**WHAT THE EXERCISE ASKS**
Below are entries to be transcribed exactly; exclude the pictures from the copy.

___

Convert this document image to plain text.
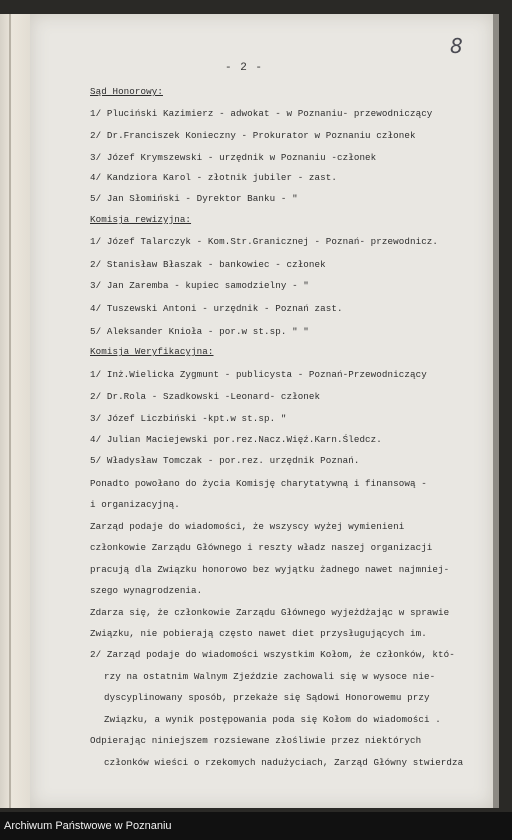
8
- 2 -
Sąd Honorowy:
1/ Pluciński Kazimierz - adwokat - w Poznaniu- przewodniczący
2/ Dr.Franciszek Konieczny - Prokurator w Poznaniu członek
3/ Józef Krymszewski - urzędnik w Poznaniu -członek
4/ Kandziora Karol - złotnik jubiler - zast.
5/ Jan Słomiński - Dyrektor Banku - "
Komisja rewizyjna:
1/ Józef Talarczyk - Kom.Str.Granicznej - Poznań- przewodnicz.
2/ Stanisław Błaszak - bankowiec - członek
3/ Jan Zaremba - kupiec samodzielny - "
4/ Tuszewski Antoni - urzędnik - Poznań zast.
5/ Aleksander Knioła - por.w st.sp. " "
Komisja Weryfikacyjna:
1/ Inż.Wielicka Zygmunt - publicysta - Poznań-Przewodniczący
2/ Dr.Rola - Szadkowski -Leonard- członek
3/ Józef Liczbiński -kpt.w st.sp. "
4/ Julian Maciejewski por.rez.Nacz.Więź.Karn.Śledcz.
5/ Władysław Tomczak - por.rez. urzędnik Poznań.
Ponadto powołano do życia Komisję charytatywną i finansową -
i organizacyjną.
Zarząd podaje do wiadomości, że wszyscy wyżej wymienieni
członkowie Zarządu Głównego i reszty władz naszej organizacji
pracują dla Związku honorowo bez wyjątku żadnego nawet najmniej-
szego wynagrodzenia.
Zdarza się, że członkowie Zarządu Głównego wyjeżdżając w sprawie
Związku, nie pobierają często nawet diet przysługujących im.
2/ Zarząd podaje do wiadomości wszystkim Kołom, że członków, któ-
rzy na ostatnim Walnym Zjeździe zachowali się w wysoce nie-
dyscyplinowany sposób, przekaże się Sądowi Honorowemu przy
Związku, a wynik postępowania poda się Kołom do wiadomości .
Odpierając niniejszem rozsiewane złośliwie przez niektórych
członków wieści o rzekomych nadużyciach, Zarząd Główny stwierdza
Archiwum Państwowe w Poznaniu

___

**TASK RESPONSE**
Convert this document image to plain text.
8
- 2 -
Sąd Honorowy:
1/ Pluciński Kazimierz - adwokat - w Poznaniu- przewodniczący
2/ Dr.Franciszek Konieczny - Prokurator w Poznaniu członek
3/ Józef Krymszewski - urzędnik w Poznaniu -członek
4/ Kandziora Karol - złotnik jubiler - zast.
5/ Jan Słomiński - Dyrektor Banku - "
Komisja rewizyjna:
1/ Józef Talarczyk - Kom.Str.Granicznej - Poznań- przewodnicz.
2/ Stanisław Błaszak - bankowiec - członek
3/ Jan Zaremba - kupiec samodzielny - "
4/ Tuszewski Antoni - urzędnik - Poznań zast.
5/ Aleksander Knioła - por.w st.sp. " "
Komisja Weryfikacyjna:
1/ Inż.Wielicka Zygmunt - publicysta - Poznań-Przewodniczący
2/ Dr.Rola - Szadkowski -Leonard- członek
3/ Józef Liczbiński -kpt.w st.sp. "
4/ Julian Maciejewski por.rez.Nacz.Więź.Karn.Śledcz.
5/ Władysław Tomczak - por.rez. urzędnik Poznań.
Ponadto powołano do życia Komisję charytatywną i finansową -
i organizacyjną.
Zarząd podaje do wiadomości, że wszyscy wyżej wymienieni
członkowie Zarządu Głównego i reszty władz naszej organizacji
pracują dla Związku honorowo bez wyjątku żadnego nawet najmniej-
szego wynagrodzenia.
Zdarza się, że członkowie Zarządu Głównego wyjeżdżając w sprawie
Związku, nie pobierają często nawet diet przysługujących im.
2/ Zarząd podaje do wiadomości wszystkim Kołom, że członków, któ-
rzy na ostatnim Walnym Zjeździe zachowali się w wysoce nie-
dyscyplinowany sposób, przekaże się Sądowi Honorowemu przy
Związku, a wynik postępowania poda się Kołom do wiadomości .
Odpierając niniejszem rozsiewane złośliwie przez niektórych
członków wieści o rzekomych nadużyciach, Zarząd Główny stwierdza
Archiwum Państwowe w Poznaniu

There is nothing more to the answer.